Текст: Андрей Цунский
Как-то получил я заочный упрек от одного литератора: писать смешно каждый может, а ты попробуй написать страшно!
Пробовал, и получалось. Но не люблю. Страха в жизни и так вполне достаточно – во-первых. А во-вторых, страх и смех – это не просто слова из четырех букв, одних и тех же в конце и в начале. Это два сильных физиологических состояния, которые часто сменяют друг друга. Нам свойственно смеяться над тем, что нас когда-то пугало. А бывает и страшно от того, над чем мы смеялись. Многие чрезмерно ретивые сторонники различных религиозных концепций пришли из-за этого к выводу, что страх исходит от лукавого (кроме страха божия), а смех – от лукавого весь и без исключения. По-моему, это алогизм: такую полезную вещь бог явно не оставил бы кому-то еще в безраздельное владение. Но фанатики на то и фанатики, чтобы ограничивать всех, включая и свое божество.
===
**Задания**
(1) Какой упрек автор текста о страхе и смехе получил от одного литератора?
(2) Выпишите из текста о страхе и смехе фрагмент от слов «Пробовал, и получалось.» до слов «и свое божество.» включительно.
(3) Почему автор текста о страхе и смехе считает алогизмом вывод о том, что смех весь без исключения исходит от лукавого?

**Записанные данные**
===
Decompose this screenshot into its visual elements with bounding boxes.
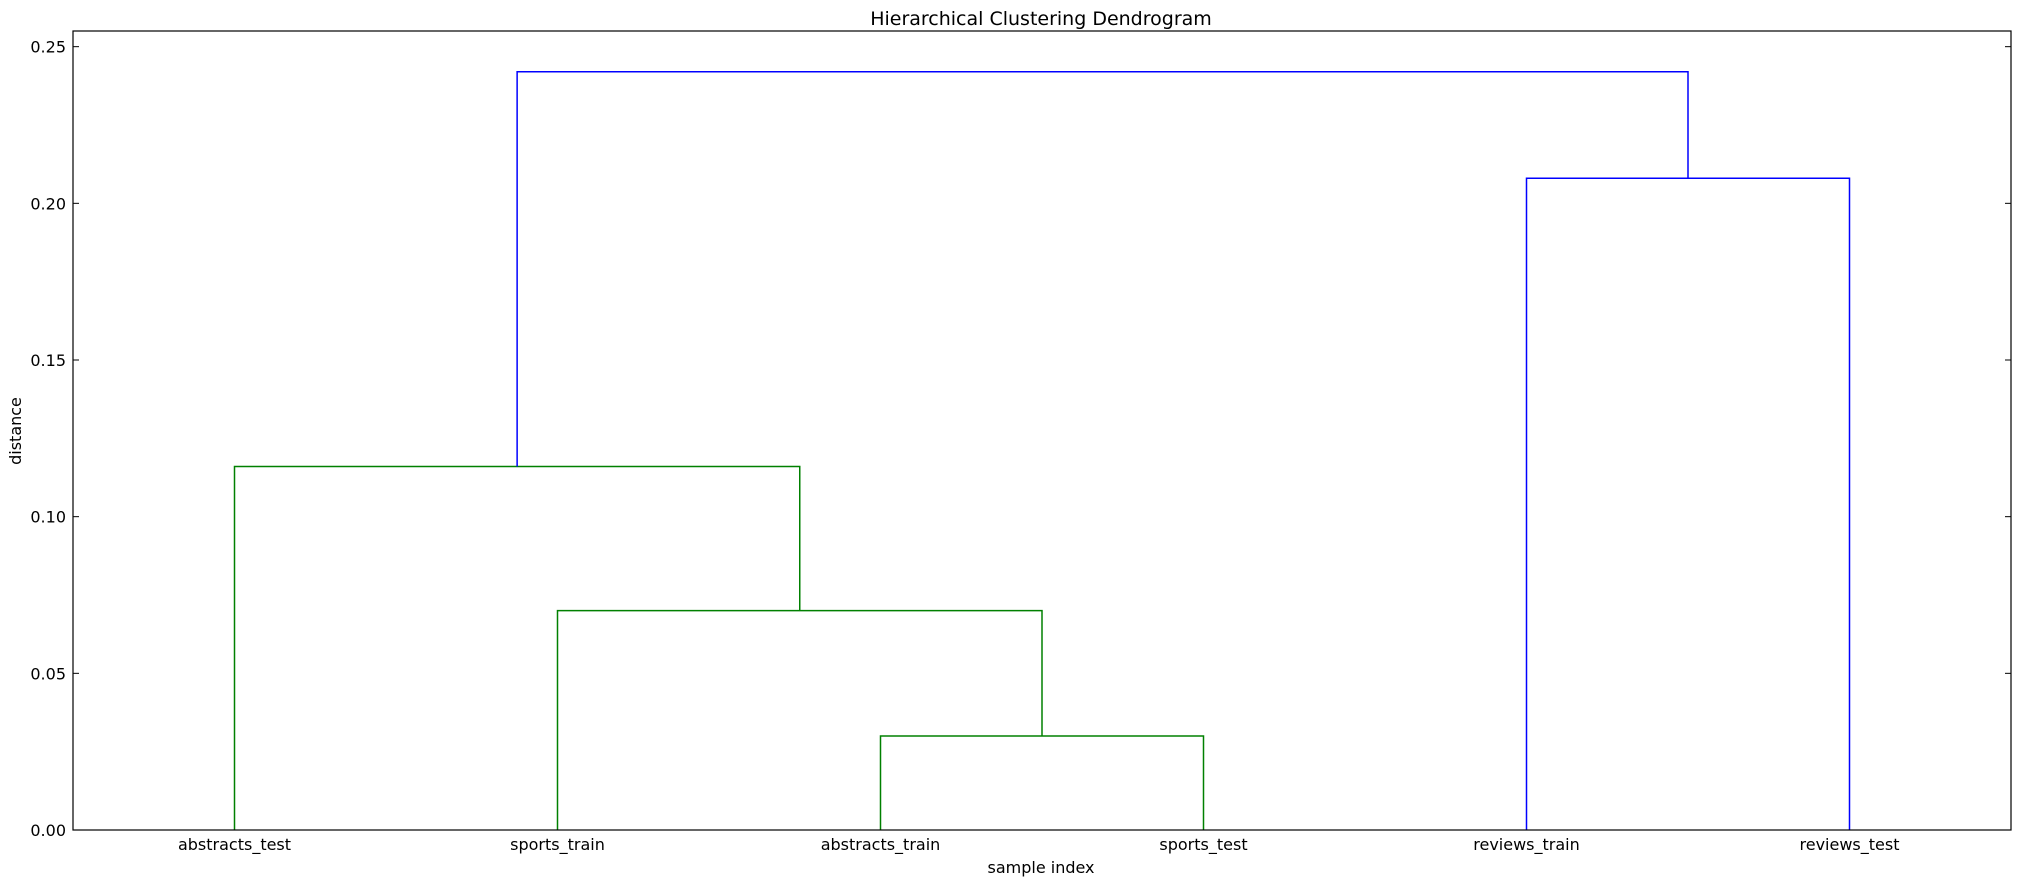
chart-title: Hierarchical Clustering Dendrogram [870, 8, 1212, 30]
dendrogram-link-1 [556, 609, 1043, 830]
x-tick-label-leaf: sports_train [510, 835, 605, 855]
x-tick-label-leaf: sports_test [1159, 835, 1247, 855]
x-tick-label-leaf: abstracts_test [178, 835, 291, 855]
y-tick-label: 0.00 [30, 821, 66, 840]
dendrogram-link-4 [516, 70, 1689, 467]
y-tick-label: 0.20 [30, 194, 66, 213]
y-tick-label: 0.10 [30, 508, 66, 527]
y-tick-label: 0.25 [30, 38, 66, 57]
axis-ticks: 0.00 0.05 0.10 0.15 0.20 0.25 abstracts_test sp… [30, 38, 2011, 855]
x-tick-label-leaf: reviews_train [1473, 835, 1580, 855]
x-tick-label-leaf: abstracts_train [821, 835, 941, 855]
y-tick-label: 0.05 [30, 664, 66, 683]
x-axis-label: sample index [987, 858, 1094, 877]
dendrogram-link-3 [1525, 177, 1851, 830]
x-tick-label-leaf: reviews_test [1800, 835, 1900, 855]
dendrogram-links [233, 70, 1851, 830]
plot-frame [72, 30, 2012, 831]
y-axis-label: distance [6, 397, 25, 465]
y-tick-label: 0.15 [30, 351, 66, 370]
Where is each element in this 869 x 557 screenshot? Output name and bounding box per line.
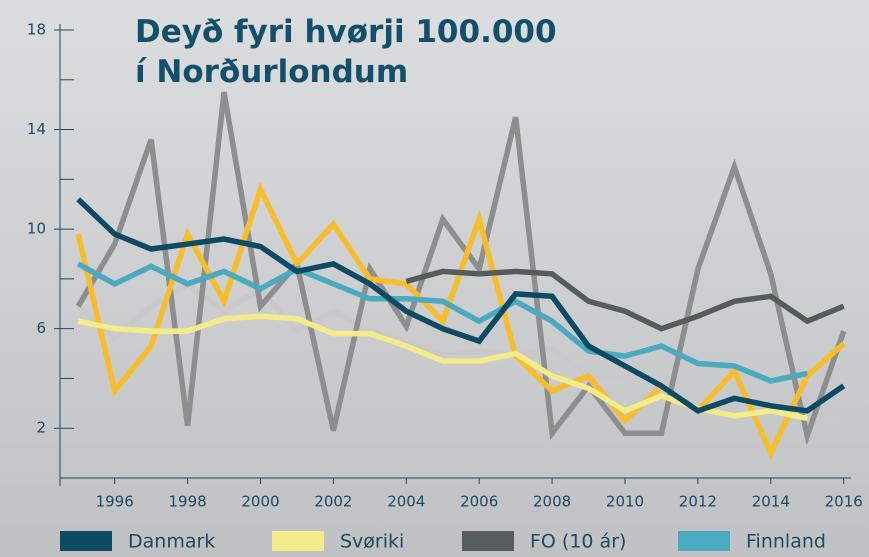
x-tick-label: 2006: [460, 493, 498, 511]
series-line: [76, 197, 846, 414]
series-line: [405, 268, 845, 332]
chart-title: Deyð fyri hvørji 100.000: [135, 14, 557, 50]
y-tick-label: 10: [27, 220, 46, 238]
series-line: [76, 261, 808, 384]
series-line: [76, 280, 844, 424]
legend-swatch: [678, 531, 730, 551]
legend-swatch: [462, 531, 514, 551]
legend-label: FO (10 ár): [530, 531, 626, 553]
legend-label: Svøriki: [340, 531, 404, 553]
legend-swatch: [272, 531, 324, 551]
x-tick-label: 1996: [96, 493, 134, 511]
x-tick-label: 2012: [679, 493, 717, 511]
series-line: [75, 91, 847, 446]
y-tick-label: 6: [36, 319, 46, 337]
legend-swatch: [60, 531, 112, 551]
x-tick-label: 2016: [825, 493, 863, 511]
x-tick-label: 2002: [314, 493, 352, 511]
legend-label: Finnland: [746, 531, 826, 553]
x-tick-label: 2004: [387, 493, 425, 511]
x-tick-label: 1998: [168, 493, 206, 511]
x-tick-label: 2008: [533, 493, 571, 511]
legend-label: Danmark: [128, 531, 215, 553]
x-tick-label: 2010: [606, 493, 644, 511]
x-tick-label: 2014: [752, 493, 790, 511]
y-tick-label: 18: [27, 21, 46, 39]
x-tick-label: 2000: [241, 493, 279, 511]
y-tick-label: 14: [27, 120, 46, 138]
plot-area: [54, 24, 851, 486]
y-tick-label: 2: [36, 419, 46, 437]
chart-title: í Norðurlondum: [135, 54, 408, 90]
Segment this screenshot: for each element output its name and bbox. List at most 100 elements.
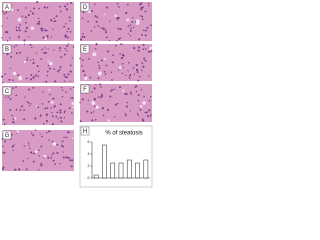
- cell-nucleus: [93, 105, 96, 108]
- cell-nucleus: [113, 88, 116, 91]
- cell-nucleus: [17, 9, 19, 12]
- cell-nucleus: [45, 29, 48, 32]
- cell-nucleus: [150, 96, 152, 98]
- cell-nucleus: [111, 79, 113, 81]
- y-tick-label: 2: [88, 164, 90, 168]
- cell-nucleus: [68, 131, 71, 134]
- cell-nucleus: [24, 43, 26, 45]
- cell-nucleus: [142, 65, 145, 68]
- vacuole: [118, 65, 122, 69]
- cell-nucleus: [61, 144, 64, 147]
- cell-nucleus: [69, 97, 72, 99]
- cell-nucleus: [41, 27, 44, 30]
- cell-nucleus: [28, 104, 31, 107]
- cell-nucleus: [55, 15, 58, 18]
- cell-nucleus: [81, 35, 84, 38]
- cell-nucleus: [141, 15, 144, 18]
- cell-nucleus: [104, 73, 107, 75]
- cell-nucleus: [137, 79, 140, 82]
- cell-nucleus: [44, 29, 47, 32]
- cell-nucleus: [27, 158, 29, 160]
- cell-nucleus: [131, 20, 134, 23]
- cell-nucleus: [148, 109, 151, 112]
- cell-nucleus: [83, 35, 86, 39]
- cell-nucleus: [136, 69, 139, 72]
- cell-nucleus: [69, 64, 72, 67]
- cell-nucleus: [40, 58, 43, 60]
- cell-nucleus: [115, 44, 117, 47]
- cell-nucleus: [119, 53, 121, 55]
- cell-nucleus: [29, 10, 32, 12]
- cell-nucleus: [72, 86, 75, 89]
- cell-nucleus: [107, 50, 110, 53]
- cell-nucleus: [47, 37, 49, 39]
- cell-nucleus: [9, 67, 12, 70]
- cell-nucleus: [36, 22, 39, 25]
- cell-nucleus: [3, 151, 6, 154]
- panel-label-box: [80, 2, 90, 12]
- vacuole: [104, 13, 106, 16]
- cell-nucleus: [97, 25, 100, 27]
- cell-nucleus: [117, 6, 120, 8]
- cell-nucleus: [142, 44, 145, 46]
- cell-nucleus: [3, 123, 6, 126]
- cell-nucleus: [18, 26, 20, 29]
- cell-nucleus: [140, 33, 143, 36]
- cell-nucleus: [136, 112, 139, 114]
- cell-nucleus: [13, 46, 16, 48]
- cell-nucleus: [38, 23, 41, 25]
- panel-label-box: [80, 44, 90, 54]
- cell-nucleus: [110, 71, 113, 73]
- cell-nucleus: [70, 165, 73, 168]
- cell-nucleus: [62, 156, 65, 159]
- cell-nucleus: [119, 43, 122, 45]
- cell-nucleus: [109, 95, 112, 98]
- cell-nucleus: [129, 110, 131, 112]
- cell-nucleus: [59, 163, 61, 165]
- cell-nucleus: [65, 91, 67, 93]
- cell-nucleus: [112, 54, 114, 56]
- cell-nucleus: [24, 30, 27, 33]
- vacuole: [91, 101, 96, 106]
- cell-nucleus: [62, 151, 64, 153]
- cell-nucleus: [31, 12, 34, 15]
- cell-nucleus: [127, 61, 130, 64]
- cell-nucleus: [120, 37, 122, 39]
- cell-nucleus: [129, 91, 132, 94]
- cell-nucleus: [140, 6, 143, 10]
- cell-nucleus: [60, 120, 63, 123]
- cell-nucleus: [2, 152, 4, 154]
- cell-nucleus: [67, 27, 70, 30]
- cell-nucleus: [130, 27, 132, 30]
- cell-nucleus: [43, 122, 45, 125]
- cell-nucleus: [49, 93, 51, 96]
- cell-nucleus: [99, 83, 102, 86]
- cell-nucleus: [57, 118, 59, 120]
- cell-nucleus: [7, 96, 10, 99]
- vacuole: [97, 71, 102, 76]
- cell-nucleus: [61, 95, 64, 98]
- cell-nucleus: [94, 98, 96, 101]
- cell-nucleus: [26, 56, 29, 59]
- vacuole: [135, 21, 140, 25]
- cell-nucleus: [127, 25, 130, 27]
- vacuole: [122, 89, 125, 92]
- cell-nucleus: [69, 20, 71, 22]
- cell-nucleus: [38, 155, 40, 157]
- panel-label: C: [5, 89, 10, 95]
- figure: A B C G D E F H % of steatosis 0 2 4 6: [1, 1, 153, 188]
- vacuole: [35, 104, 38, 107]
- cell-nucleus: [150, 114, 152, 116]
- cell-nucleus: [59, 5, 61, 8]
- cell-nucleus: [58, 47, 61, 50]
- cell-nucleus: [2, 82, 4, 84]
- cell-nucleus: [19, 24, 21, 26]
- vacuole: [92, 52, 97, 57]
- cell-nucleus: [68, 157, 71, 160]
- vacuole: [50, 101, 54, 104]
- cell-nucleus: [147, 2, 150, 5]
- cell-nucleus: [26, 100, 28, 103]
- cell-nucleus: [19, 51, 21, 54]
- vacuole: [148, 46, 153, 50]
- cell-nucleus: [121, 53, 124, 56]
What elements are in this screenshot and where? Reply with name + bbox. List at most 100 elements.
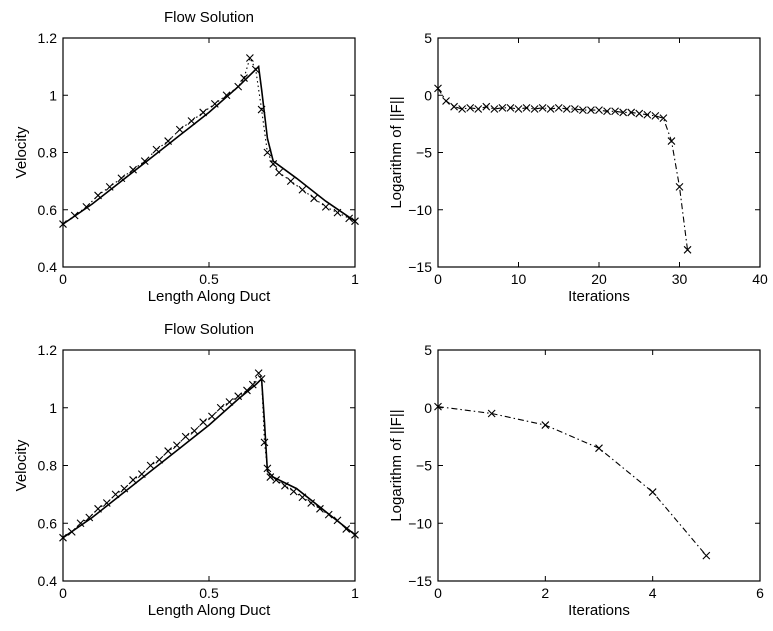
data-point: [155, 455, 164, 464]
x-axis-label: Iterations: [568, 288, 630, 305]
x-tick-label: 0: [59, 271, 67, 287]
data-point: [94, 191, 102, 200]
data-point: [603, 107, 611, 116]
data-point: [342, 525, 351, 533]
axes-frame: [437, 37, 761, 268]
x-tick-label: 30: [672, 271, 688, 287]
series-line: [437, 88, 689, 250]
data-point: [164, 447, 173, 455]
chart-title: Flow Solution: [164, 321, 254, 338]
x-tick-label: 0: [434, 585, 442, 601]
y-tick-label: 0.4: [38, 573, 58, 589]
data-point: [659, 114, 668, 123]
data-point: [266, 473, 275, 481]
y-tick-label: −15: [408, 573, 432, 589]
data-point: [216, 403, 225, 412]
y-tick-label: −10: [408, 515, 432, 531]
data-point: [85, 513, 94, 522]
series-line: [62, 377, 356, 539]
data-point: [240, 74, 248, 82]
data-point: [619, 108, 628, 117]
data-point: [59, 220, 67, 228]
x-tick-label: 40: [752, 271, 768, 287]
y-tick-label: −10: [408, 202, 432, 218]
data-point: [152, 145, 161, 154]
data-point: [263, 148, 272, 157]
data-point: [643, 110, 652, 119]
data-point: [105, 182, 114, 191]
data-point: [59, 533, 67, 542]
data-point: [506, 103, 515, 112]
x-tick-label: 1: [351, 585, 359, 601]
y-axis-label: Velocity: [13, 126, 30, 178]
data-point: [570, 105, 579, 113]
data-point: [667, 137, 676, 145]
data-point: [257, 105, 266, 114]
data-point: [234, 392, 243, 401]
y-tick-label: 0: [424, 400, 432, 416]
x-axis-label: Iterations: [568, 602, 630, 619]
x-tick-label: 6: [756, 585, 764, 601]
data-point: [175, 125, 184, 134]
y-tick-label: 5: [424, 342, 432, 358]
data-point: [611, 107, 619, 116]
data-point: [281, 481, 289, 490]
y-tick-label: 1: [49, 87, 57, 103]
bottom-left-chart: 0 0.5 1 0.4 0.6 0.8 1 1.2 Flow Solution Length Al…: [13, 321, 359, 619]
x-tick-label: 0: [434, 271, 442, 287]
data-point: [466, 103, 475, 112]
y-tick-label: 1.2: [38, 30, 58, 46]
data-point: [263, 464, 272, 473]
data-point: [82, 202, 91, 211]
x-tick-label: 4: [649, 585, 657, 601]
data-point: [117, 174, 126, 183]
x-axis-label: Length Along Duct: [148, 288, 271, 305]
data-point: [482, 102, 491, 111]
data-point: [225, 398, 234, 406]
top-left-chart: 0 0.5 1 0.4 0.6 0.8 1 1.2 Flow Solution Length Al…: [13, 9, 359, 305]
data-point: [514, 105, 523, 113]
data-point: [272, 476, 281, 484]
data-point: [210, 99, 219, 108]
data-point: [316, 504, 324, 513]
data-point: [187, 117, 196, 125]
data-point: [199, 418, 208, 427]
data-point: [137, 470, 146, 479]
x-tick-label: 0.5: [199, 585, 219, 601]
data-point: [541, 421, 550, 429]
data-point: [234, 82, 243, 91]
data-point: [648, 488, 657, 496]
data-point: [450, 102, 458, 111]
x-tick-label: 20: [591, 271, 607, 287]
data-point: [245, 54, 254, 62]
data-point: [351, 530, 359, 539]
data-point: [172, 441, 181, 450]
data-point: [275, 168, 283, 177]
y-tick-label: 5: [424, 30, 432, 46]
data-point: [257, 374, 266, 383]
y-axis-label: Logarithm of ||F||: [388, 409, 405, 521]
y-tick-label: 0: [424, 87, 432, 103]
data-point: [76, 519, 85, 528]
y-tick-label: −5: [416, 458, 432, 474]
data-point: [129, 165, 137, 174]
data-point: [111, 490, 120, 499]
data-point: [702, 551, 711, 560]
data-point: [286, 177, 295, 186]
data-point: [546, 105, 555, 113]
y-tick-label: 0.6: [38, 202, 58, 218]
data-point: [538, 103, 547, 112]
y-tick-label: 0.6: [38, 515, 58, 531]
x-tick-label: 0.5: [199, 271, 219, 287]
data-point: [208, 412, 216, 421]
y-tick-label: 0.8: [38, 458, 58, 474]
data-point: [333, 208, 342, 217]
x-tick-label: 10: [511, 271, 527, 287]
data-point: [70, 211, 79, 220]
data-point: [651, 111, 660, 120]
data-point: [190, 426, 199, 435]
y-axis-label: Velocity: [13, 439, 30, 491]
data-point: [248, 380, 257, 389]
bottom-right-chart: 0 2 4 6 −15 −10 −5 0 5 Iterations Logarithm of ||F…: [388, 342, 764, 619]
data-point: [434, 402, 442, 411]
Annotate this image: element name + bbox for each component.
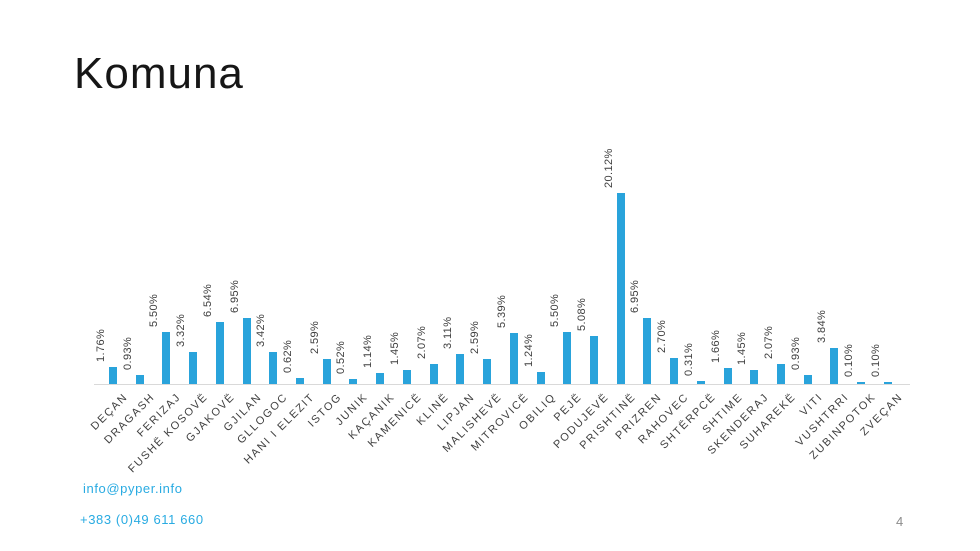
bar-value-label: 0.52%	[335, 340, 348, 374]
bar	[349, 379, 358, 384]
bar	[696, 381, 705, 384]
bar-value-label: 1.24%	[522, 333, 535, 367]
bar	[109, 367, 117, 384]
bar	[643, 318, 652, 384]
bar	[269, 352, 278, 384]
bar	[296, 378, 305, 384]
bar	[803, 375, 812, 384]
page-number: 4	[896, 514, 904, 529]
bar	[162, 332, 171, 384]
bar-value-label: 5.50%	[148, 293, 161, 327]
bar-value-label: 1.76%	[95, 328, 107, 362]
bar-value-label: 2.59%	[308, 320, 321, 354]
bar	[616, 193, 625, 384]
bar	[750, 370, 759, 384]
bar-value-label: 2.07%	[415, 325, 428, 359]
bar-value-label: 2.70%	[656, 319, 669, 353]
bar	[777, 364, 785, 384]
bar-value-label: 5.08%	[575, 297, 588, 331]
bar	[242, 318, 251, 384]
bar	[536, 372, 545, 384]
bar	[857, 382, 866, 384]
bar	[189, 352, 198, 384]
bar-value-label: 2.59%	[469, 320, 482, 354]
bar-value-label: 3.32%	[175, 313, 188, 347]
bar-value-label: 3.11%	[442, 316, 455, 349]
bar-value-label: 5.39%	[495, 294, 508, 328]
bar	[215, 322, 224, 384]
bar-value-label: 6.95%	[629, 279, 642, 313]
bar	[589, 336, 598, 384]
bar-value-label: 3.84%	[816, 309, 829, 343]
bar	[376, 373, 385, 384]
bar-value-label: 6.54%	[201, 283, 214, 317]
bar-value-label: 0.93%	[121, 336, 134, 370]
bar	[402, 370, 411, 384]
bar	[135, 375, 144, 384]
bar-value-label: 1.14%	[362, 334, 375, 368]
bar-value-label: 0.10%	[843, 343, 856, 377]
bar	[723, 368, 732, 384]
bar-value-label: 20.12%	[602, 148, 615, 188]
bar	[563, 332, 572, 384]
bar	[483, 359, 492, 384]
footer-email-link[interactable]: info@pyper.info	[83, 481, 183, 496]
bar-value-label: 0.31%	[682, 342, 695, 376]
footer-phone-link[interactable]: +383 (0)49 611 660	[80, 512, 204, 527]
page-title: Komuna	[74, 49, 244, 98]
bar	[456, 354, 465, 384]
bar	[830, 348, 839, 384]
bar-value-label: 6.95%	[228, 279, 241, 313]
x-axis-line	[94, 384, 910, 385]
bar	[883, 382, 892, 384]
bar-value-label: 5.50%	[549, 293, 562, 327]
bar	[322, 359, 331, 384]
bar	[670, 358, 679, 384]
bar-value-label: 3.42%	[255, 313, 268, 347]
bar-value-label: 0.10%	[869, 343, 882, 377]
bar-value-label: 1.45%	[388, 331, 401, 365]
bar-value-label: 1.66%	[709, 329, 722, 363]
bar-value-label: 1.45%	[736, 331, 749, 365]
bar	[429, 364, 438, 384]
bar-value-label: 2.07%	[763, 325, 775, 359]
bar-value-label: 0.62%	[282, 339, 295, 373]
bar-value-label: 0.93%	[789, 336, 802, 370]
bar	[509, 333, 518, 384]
===
**Ответы**
(1) Писать смешно каждый может, а ты попробуй написать страшно.

(2)
Пробовал, и получалось. Но не люблю. Страха в жизни и так вполне достаточно – во-первых. А во-вторых, страх и смех – это не просто слова из четырех букв, одних и тех же в конце и в начале. Это два сильных физиологических состояния, которые часто сменяют друг друга. Нам свойственно смеяться над тем, что нас когда-то пугало. А бывает и страшно от того, над чем мы смеялись. Многие чрезмерно ретивые сторонники различных религиозных концепций пришли из-за этого к выводу, что страх исходит от лукавого (кроме страха божия), а смех – от лукавого весь и без исключения. По-моему, это алогизм: такую полезную вещь бог явно не оставил бы кому-то еще в безраздельное владение. Но фанатики на то и фанатики, чтобы ограничивать всех, включая и свое божество.

(3) Смех — вещь полезная, и такую вещь бог явно не оставил бы кому-то еще в безраздельное владение.